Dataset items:
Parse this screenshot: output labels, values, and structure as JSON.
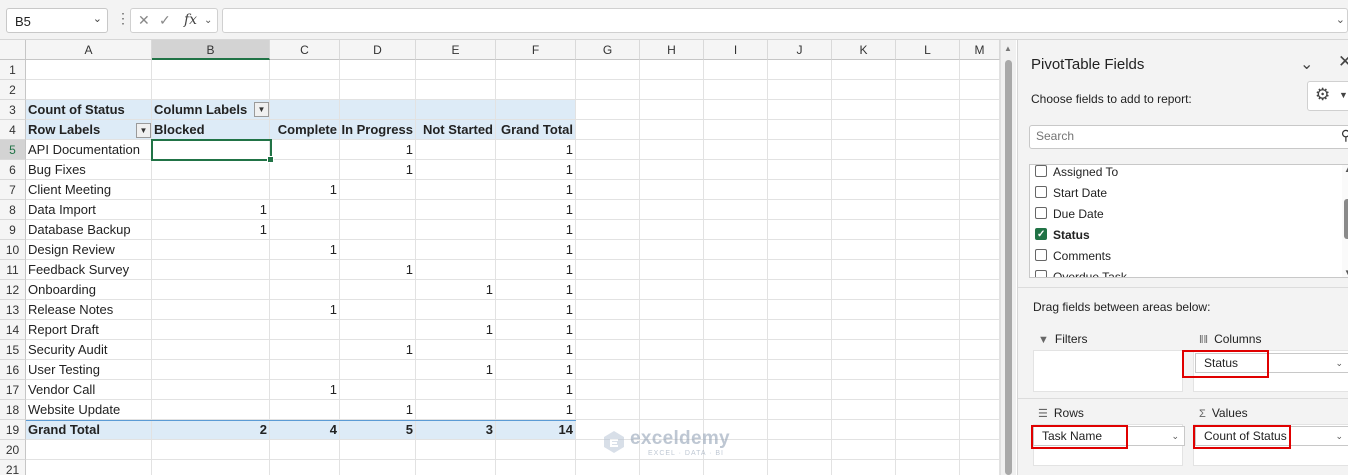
{
  "formula_bar": {
    "name_box": "B5",
    "fx_label": "fx",
    "formula": ""
  },
  "columns": [
    "A",
    "B",
    "C",
    "D",
    "E",
    "F",
    "G",
    "H",
    "I",
    "J",
    "K",
    "L",
    "M"
  ],
  "rows": [
    "1",
    "2",
    "3",
    "4",
    "5",
    "6",
    "7",
    "8",
    "9",
    "10",
    "11",
    "12",
    "13",
    "14",
    "15",
    "16",
    "17",
    "18",
    "19",
    "20",
    "21"
  ],
  "pivot": {
    "values_header": "Count of Status",
    "column_labels": "Column Labels",
    "row_labels": "Row Labels",
    "status_headers": [
      "Blocked",
      "Complete",
      "In Progress",
      "Not Started",
      "Grand Total"
    ],
    "rows": [
      {
        "label": "API Documentation",
        "values": [
          "",
          "",
          "1",
          "",
          "1"
        ]
      },
      {
        "label": "Bug Fixes",
        "values": [
          "",
          "",
          "1",
          "",
          "1"
        ]
      },
      {
        "label": "Client Meeting",
        "values": [
          "",
          "1",
          "",
          "",
          "1"
        ]
      },
      {
        "label": "Data Import",
        "values": [
          "1",
          "",
          "",
          "",
          "1"
        ]
      },
      {
        "label": "Database Backup",
        "values": [
          "1",
          "",
          "",
          "",
          "1"
        ]
      },
      {
        "label": "Design Review",
        "values": [
          "",
          "1",
          "",
          "",
          "1"
        ]
      },
      {
        "label": "Feedback Survey",
        "values": [
          "",
          "",
          "1",
          "",
          "1"
        ]
      },
      {
        "label": "Onboarding",
        "values": [
          "",
          "",
          "",
          "1",
          "1"
        ]
      },
      {
        "label": "Release Notes",
        "values": [
          "",
          "1",
          "",
          "",
          "1"
        ]
      },
      {
        "label": "Report Draft",
        "values": [
          "",
          "",
          "",
          "1",
          "1"
        ]
      },
      {
        "label": "Security Audit",
        "values": [
          "",
          "",
          "1",
          "",
          "1"
        ]
      },
      {
        "label": "User Testing",
        "values": [
          "",
          "",
          "",
          "1",
          "1"
        ]
      },
      {
        "label": "Vendor Call",
        "values": [
          "",
          "1",
          "",
          "",
          "1"
        ]
      },
      {
        "label": "Website Update",
        "values": [
          "",
          "",
          "1",
          "",
          "1"
        ]
      }
    ],
    "grand_total": {
      "label": "Grand Total",
      "values": [
        "2",
        "4",
        "5",
        "3",
        "14"
      ]
    }
  },
  "pane": {
    "title": "PivotTable Fields",
    "subtitle": "Choose fields to add to report:",
    "search_placeholder": "Search",
    "fields": [
      {
        "name": "Assigned To",
        "checked": false
      },
      {
        "name": "Start Date",
        "checked": false
      },
      {
        "name": "Due Date",
        "checked": false
      },
      {
        "name": "Status",
        "checked": true
      },
      {
        "name": "Comments",
        "checked": false
      },
      {
        "name": "Overdue Task",
        "checked": false
      }
    ],
    "drag_label": "Drag fields between areas below:",
    "areas": {
      "filters": {
        "label": "Filters"
      },
      "columns": {
        "label": "Columns",
        "item": "Status"
      },
      "rows": {
        "label": "Rows",
        "item": "Task Name"
      },
      "values": {
        "label": "Values",
        "item": "Count of Status"
      }
    }
  },
  "watermark": {
    "name": "exceldemy",
    "tagline": "EXCEL · DATA · BI"
  }
}
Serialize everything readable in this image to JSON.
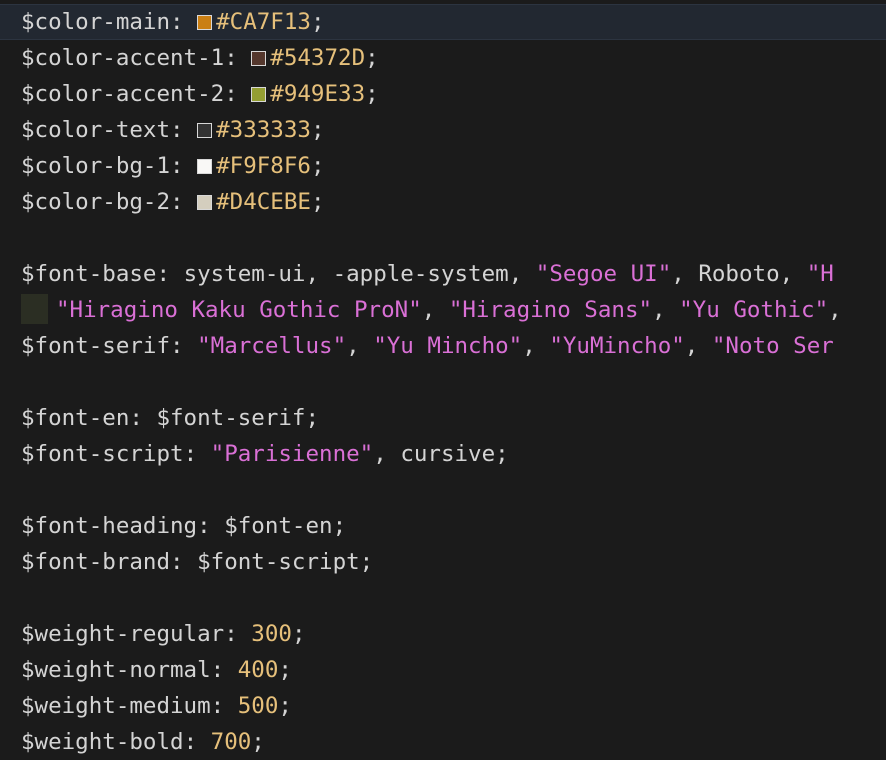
{
  "editor": {
    "lines": [
      {
        "kind": "color",
        "name": "$color-main",
        "hex": "#CA7F13",
        "swatch": "#CA7F13",
        "current": true
      },
      {
        "kind": "color",
        "name": "$color-accent-1",
        "hex": "#54372D",
        "swatch": "#54372D"
      },
      {
        "kind": "color",
        "name": "$color-accent-2",
        "hex": "#949E33",
        "swatch": "#949E33"
      },
      {
        "kind": "color",
        "name": "$color-text",
        "hex": "#333333",
        "swatch": "#333333"
      },
      {
        "kind": "color",
        "name": "$color-bg-1",
        "hex": "#F9F8F6",
        "swatch": "#F9F8F6"
      },
      {
        "kind": "color",
        "name": "$color-bg-2",
        "hex": "#D4CEBE",
        "swatch": "#D4CEBE"
      },
      {
        "kind": "blank"
      },
      {
        "kind": "tokens",
        "tokens": [
          {
            "t": "var",
            "v": "$font-base"
          },
          {
            "t": "punc",
            "v": ": "
          },
          {
            "t": "kw",
            "v": "system-ui"
          },
          {
            "t": "punc",
            "v": ", "
          },
          {
            "t": "kw",
            "v": "-apple-system"
          },
          {
            "t": "punc",
            "v": ", "
          },
          {
            "t": "str",
            "v": "\"Segoe UI\""
          },
          {
            "t": "punc",
            "v": ", "
          },
          {
            "t": "kw",
            "v": "Roboto"
          },
          {
            "t": "punc",
            "v": ", "
          },
          {
            "t": "str",
            "v": "\"H"
          }
        ]
      },
      {
        "kind": "tokens",
        "indent": true,
        "tokens": [
          {
            "t": "str",
            "v": "\"Hiragino Kaku Gothic ProN\""
          },
          {
            "t": "punc",
            "v": ", "
          },
          {
            "t": "str",
            "v": "\"Hiragino Sans\""
          },
          {
            "t": "punc",
            "v": ", "
          },
          {
            "t": "str",
            "v": "\"Yu Gothic\""
          },
          {
            "t": "punc",
            "v": ","
          }
        ]
      },
      {
        "kind": "tokens",
        "tokens": [
          {
            "t": "var",
            "v": "$font-serif"
          },
          {
            "t": "punc",
            "v": ": "
          },
          {
            "t": "str",
            "v": "\"Marcellus\""
          },
          {
            "t": "punc",
            "v": ", "
          },
          {
            "t": "str",
            "v": "\"Yu Mincho\""
          },
          {
            "t": "punc",
            "v": ", "
          },
          {
            "t": "str",
            "v": "\"YuMincho\""
          },
          {
            "t": "punc",
            "v": ", "
          },
          {
            "t": "str",
            "v": "\"Noto Ser"
          }
        ]
      },
      {
        "kind": "blank"
      },
      {
        "kind": "tokens",
        "tokens": [
          {
            "t": "var",
            "v": "$font-en"
          },
          {
            "t": "punc",
            "v": ": "
          },
          {
            "t": "var",
            "v": "$font-serif"
          },
          {
            "t": "punc",
            "v": ";"
          }
        ]
      },
      {
        "kind": "tokens",
        "tokens": [
          {
            "t": "var",
            "v": "$font-script"
          },
          {
            "t": "punc",
            "v": ": "
          },
          {
            "t": "str",
            "v": "\"Parisienne\""
          },
          {
            "t": "punc",
            "v": ", "
          },
          {
            "t": "kw",
            "v": "cursive"
          },
          {
            "t": "punc",
            "v": ";"
          }
        ]
      },
      {
        "kind": "blank"
      },
      {
        "kind": "tokens",
        "tokens": [
          {
            "t": "var",
            "v": "$font-heading"
          },
          {
            "t": "punc",
            "v": ": "
          },
          {
            "t": "var",
            "v": "$font-en"
          },
          {
            "t": "punc",
            "v": ";"
          }
        ]
      },
      {
        "kind": "tokens",
        "tokens": [
          {
            "t": "var",
            "v": "$font-brand"
          },
          {
            "t": "punc",
            "v": ": "
          },
          {
            "t": "var",
            "v": "$font-script"
          },
          {
            "t": "punc",
            "v": ";"
          }
        ]
      },
      {
        "kind": "blank"
      },
      {
        "kind": "tokens",
        "tokens": [
          {
            "t": "var",
            "v": "$weight-regular"
          },
          {
            "t": "punc",
            "v": ": "
          },
          {
            "t": "num",
            "v": "300"
          },
          {
            "t": "punc",
            "v": ";"
          }
        ]
      },
      {
        "kind": "tokens",
        "tokens": [
          {
            "t": "var",
            "v": "$weight-normal"
          },
          {
            "t": "punc",
            "v": ": "
          },
          {
            "t": "num",
            "v": "400"
          },
          {
            "t": "punc",
            "v": ";"
          }
        ]
      },
      {
        "kind": "tokens",
        "tokens": [
          {
            "t": "var",
            "v": "$weight-medium"
          },
          {
            "t": "punc",
            "v": ": "
          },
          {
            "t": "num",
            "v": "500"
          },
          {
            "t": "punc",
            "v": ";"
          }
        ]
      },
      {
        "kind": "tokens",
        "tokens": [
          {
            "t": "var",
            "v": "$weight-bold"
          },
          {
            "t": "punc",
            "v": ": "
          },
          {
            "t": "num",
            "v": "700"
          },
          {
            "t": "punc",
            "v": ";"
          }
        ]
      }
    ]
  }
}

** Your goal **
Every line that holds the string "Gothic" should be returned.

** Final result **
            "v": "\"Hiragino Kaku Gothic ProN\""
            "v": "\"Yu Gothic\""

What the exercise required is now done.